■ GIVEN PROBLEM
Rewrite the listing lines from the one containing "Enumerate the UI" through the one containing "osc-bar (164, 409, 168, 432)", swapping "Studies" for "Indicators" and keeping everything else the same.

# START OF RECORDS FOR THE EXERCISE

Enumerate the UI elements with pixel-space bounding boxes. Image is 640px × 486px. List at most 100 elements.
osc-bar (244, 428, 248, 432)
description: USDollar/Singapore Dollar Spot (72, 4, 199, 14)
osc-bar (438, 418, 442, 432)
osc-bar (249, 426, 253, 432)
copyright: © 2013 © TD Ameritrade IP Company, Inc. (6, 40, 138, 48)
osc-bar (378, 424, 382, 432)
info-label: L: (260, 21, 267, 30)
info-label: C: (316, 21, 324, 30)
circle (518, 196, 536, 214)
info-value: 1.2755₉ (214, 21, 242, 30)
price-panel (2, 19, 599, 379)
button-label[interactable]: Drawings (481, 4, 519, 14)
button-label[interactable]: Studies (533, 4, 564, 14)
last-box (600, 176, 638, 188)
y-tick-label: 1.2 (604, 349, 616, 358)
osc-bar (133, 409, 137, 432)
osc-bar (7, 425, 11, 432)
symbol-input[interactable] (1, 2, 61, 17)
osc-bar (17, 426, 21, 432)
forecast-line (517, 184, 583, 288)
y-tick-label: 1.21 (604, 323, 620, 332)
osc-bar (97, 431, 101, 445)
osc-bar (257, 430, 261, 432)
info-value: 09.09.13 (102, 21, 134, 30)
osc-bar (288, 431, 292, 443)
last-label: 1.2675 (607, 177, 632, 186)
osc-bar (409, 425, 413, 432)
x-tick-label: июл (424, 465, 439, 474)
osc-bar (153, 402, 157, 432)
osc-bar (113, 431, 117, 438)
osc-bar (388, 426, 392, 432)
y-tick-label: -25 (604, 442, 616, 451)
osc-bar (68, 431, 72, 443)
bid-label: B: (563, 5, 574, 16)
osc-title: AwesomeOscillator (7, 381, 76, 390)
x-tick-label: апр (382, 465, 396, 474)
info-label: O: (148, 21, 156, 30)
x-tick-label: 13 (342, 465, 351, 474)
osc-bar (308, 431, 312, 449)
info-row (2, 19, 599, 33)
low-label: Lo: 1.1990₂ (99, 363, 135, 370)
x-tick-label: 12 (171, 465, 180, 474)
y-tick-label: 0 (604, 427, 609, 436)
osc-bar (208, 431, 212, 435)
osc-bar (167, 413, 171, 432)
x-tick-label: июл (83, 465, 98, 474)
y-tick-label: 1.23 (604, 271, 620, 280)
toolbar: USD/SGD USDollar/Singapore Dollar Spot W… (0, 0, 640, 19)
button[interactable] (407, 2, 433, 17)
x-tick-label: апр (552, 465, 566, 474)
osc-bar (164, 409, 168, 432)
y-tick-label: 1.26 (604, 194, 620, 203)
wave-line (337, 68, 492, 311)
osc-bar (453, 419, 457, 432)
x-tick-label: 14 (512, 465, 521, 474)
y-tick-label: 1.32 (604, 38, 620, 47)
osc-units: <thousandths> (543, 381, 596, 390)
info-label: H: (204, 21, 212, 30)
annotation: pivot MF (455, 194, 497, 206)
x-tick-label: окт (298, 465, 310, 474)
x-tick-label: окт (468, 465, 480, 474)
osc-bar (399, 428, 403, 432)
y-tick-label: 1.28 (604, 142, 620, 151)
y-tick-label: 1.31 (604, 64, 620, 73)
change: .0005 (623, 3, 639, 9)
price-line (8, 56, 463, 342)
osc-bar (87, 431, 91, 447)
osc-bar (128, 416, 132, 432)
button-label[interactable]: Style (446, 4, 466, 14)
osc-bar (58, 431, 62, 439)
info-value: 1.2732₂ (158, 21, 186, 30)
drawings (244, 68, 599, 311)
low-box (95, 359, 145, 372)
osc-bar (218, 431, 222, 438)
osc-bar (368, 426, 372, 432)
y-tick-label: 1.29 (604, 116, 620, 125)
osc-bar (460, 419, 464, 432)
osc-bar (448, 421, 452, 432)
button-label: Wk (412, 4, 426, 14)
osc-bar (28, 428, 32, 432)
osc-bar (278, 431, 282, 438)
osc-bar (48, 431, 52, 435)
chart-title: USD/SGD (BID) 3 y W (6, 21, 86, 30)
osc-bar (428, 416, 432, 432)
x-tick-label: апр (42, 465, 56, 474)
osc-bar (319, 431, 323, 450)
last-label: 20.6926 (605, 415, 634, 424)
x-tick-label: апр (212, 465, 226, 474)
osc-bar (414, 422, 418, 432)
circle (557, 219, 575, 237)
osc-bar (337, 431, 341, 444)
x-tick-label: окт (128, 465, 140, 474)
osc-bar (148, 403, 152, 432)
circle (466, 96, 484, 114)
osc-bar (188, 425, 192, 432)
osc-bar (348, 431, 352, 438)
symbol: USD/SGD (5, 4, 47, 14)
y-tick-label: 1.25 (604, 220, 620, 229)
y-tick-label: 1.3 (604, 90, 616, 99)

# END OF RECORDS FOR THE EXERCISE
# START OF RECORDS FOR THE EXERCISE

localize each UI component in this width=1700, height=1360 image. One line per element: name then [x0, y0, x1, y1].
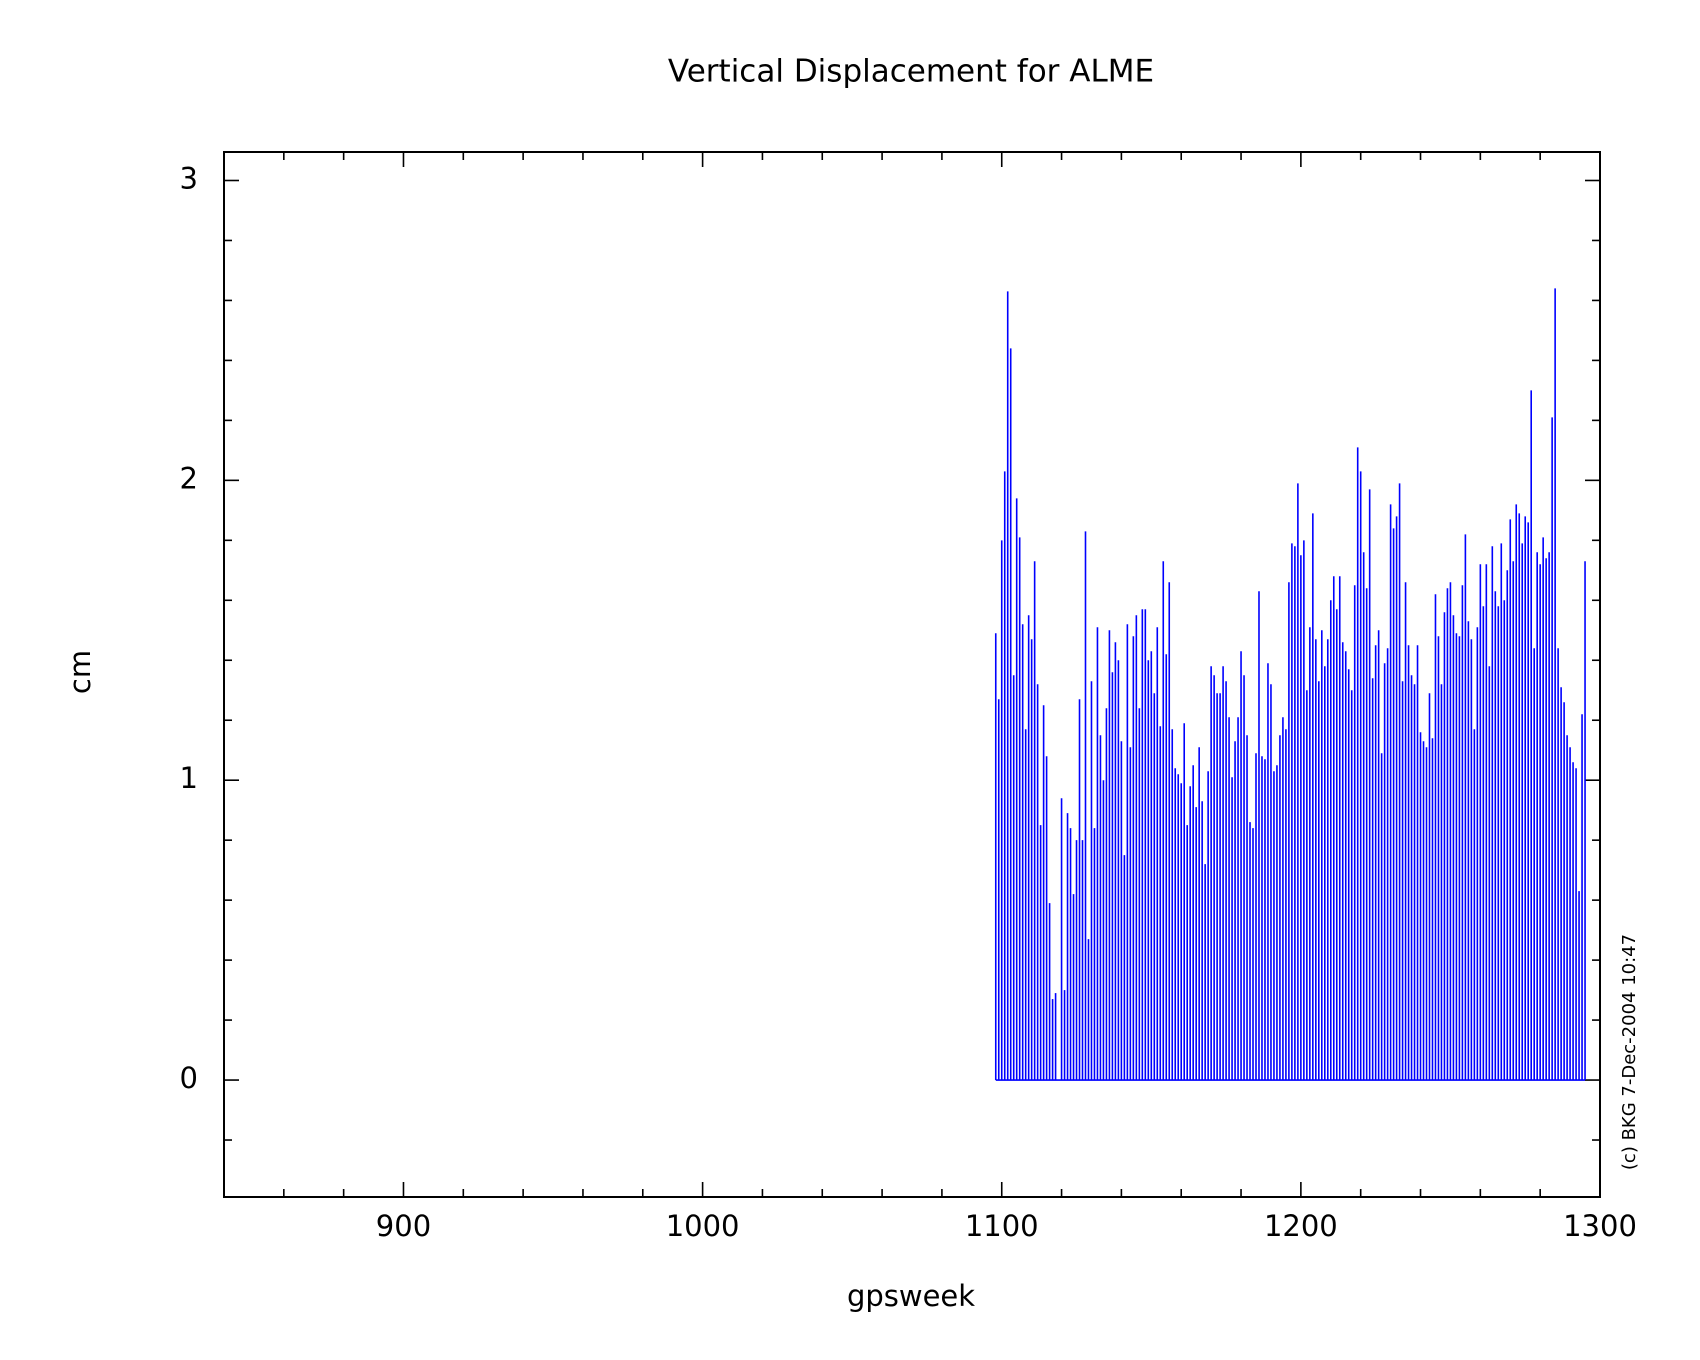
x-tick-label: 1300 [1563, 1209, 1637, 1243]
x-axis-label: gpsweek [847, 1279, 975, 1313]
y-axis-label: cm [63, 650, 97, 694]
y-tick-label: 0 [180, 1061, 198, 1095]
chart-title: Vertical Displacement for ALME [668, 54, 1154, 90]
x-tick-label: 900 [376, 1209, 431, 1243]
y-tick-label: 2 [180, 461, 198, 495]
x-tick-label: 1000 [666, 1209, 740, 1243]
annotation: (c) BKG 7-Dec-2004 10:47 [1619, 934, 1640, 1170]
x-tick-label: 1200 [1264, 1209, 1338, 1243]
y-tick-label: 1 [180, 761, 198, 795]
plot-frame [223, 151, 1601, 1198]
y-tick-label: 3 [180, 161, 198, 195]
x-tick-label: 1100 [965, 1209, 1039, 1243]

# END OF RECORDS FOR THE EXERCISE

■ SOLVED EXERCISE
Enumerate the UI elements with pixel-space bounding boxes. Image is 640px × 486px. List at most 100 elements.
osc-bar (244, 428, 248, 432)
description: USDollar/Singapore Dollar Spot (72, 4, 199, 14)
osc-bar (438, 418, 442, 432)
osc-bar (249, 426, 253, 432)
copyright: © 2013 © TD Ameritrade IP Company, Inc. (6, 40, 138, 48)
osc-bar (378, 424, 382, 432)
info-label: L: (260, 21, 267, 30)
info-label: C: (316, 21, 324, 30)
circle (518, 196, 536, 214)
info-value: 1.2755₉ (214, 21, 242, 30)
price-panel (2, 19, 599, 379)
button-label[interactable]: Drawings (481, 4, 519, 14)
button-label[interactable]: Indicators (533, 4, 564, 14)
last-box (600, 176, 638, 188)
y-tick-label: 1.2 (604, 349, 616, 358)
osc-bar (133, 409, 137, 432)
osc-bar (7, 425, 11, 432)
symbol-input[interactable] (1, 2, 61, 17)
osc-bar (17, 426, 21, 432)
forecast-line (517, 184, 583, 288)
y-tick-label: 1.21 (604, 323, 620, 332)
osc-bar (97, 431, 101, 445)
osc-bar (257, 430, 261, 432)
info-value: 09.09.13 (102, 21, 134, 30)
osc-bar (288, 431, 292, 443)
last-label: 1.2675 (607, 177, 632, 186)
osc-bar (409, 425, 413, 432)
x-tick-label: июл (424, 465, 439, 474)
osc-bar (153, 402, 157, 432)
osc-bar (113, 431, 117, 438)
osc-bar (388, 426, 392, 432)
y-tick-label: -25 (604, 442, 616, 451)
osc-bar (68, 431, 72, 443)
bid-label: B: (563, 5, 574, 16)
osc-title: AwesomeOscillator (7, 381, 76, 390)
x-tick-label: апр (382, 465, 396, 474)
info-label: O: (148, 21, 156, 30)
x-tick-label: 13 (342, 465, 351, 474)
osc-bar (308, 431, 312, 449)
info-row (2, 19, 599, 33)
low-label: Lo: 1.1990₂ (99, 363, 135, 370)
x-tick-label: 12 (171, 465, 180, 474)
y-tick-label: 0 (604, 427, 609, 436)
osc-bar (208, 431, 212, 435)
osc-bar (167, 413, 171, 432)
x-tick-label: июл (83, 465, 98, 474)
y-tick-label: 1.23 (604, 271, 620, 280)
toolbar: USD/SGD USDollar/Singapore Dollar Spot W… (0, 0, 640, 19)
button[interactable] (407, 2, 433, 17)
x-tick-label: апр (552, 465, 566, 474)
osc-bar (164, 409, 168, 432)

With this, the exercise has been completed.